▶ _INFORMATION SHOWN_:

#####

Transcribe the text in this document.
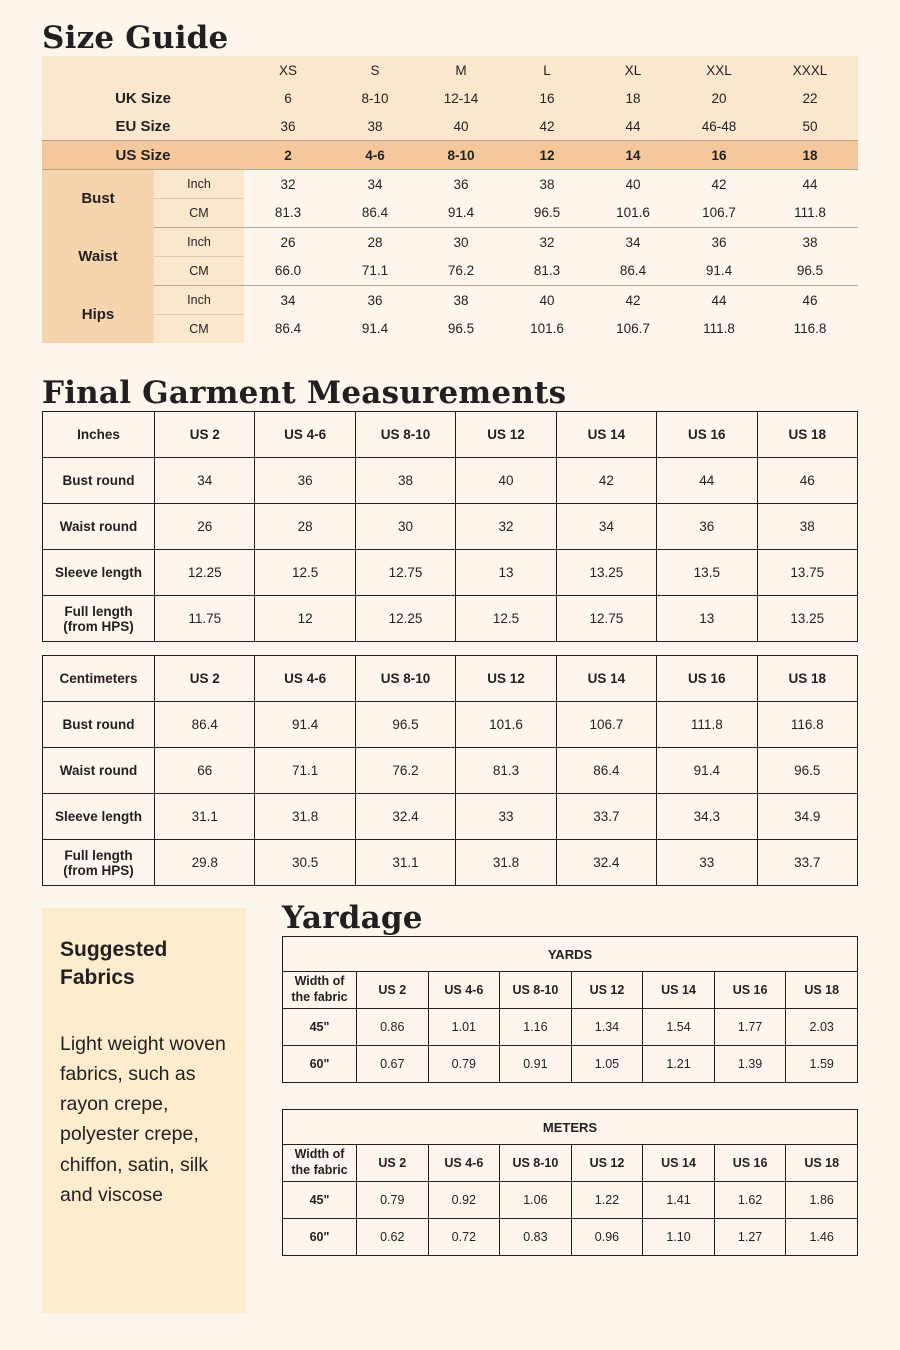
Size Guide
		XS	S	M	L	XL	XXL	XXXL
UK Size		6	8-10	12-14	16	18	20	22
EU Size		36	38	40	42	44	46-48	50
US Size		2	4-6	8-10	12	14	16	18
Bust	Inch	32	34	36	38	40	42	44
	CM	81.3	86.4	91.4	96.5	101.6	106.7	111.8
Waist	Inch	26	28	30	32	34	36	38
	CM	66.0	71.1	76.2	81.3	86.4	91.4	96.5
Hips	Inch	34	36	38	40	42	44	46
	CM	86.4	91.4	96.5	101.6	106.7	111.8	116.8
Final Garment Measurements
Inches	US 2	US 4-6	US 8-10	US 12	US 14	US 16	US 18
Bust round	34	36	38	40	42	44	46
Waist round	26	28	30	32	34	36	38
Sleeve length	12.25	12.5	12.75	13	13.25	13.5	13.75
Full length
(from HPS)	11.75	12	12.25	12.5	12.75	13	13.25
Centimeters	US 2	US 4-6	US 8-10	US 12	US 14	US 16	US 18
Bust round	86.4	91.4	96.5	101.6	106.7	111.8	116.8
Waist round	66	71.1	76.2	81.3	86.4	91.4	96.5
Sleeve length	31.1	31.8	32.4	33	33.7	34.3	34.9
Full length
(from HPS)	29.8	30.5	31.1	31.8	32.4	33	33.7
Suggested
Fabrics

Light weight woven fabrics, such as rayon crepe, polyester crepe, chiffon, satin, silk and viscose

Yardage
YARDS							
Width of
the fabric	US 2	US 4-6	US 8-10	US 12	US 14	US 16	US 18
45"	0.86	1.01	1.16	1.34	1.54	1.77	2.03
60"	0.67	0.79	0.91	1.05	1.21	1.39	1.59
METERS							
Width of
the fabric	US 2	US 4-6	US 8-10	US 12	US 14	US 16	US 18
45"	0.79	0.92	1.06	1.22	1.41	1.62	1.86
60"	0.62	0.72	0.83	0.96	1.10	1.27	1.46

#####

▶ _WHAT IS NEEDED_:
Copy the records word for word, leaving no picture in the copy.

▶ _SOLUTION FOR THIS TASK_:
Transcribe the text in this document.
Size Guide
		XS	S	M	L	XL	XXL	XXXL
UK Size		6	8-10	12-14	16	18	20	22
EU Size		36	38	40	42	44	46-48	50
US Size		2	4-6	8-10	12	14	16	18
Bust	Inch	32	34	36	38	40	42	44
	CM	81.3	86.4	91.4	96.5	101.6	106.7	111.8
Waist	Inch	26	28	30	32	34	36	38
	CM	66.0	71.1	76.2	81.3	86.4	91.4	96.5
Hips	Inch	34	36	38	40	42	44	46
	CM	86.4	91.4	96.5	101.6	106.7	111.8	116.8
Final Garment Measurements
Inches	US 2	US 4-6	US 8-10	US 12	US 14	US 16	US 18
Bust round	34	36	38	40	42	44	46
Waist round	26	28	30	32	34	36	38
Sleeve length	12.25	12.5	12.75	13	13.25	13.5	13.75
Full length
(from HPS)	11.75	12	12.25	12.5	12.75	13	13.25
Centimeters	US 2	US 4-6	US 8-10	US 12	US 14	US 16	US 18
Bust round	86.4	91.4	96.5	101.6	106.7	111.8	116.8
Waist round	66	71.1	76.2	81.3	86.4	91.4	96.5
Sleeve length	31.1	31.8	32.4	33	33.7	34.3	34.9
Full length
(from HPS)	29.8	30.5	31.1	31.8	32.4	33	33.7
Suggested
Fabrics

Light weight woven fabrics, such as rayon crepe, polyester crepe, chiffon, satin, silk and viscose

Yardage
YARDS							
Width of
the fabric	US 2	US 4-6	US 8-10	US 12	US 14	US 16	US 18
45"	0.86	1.01	1.16	1.34	1.54	1.77	2.03
60"	0.67	0.79	0.91	1.05	1.21	1.39	1.59
METERS							
Width of
the fabric	US 2	US 4-6	US 8-10	US 12	US 14	US 16	US 18
45"	0.79	0.92	1.06	1.22	1.41	1.62	1.86
60"	0.62	0.72	0.83	0.96	1.10	1.27	1.46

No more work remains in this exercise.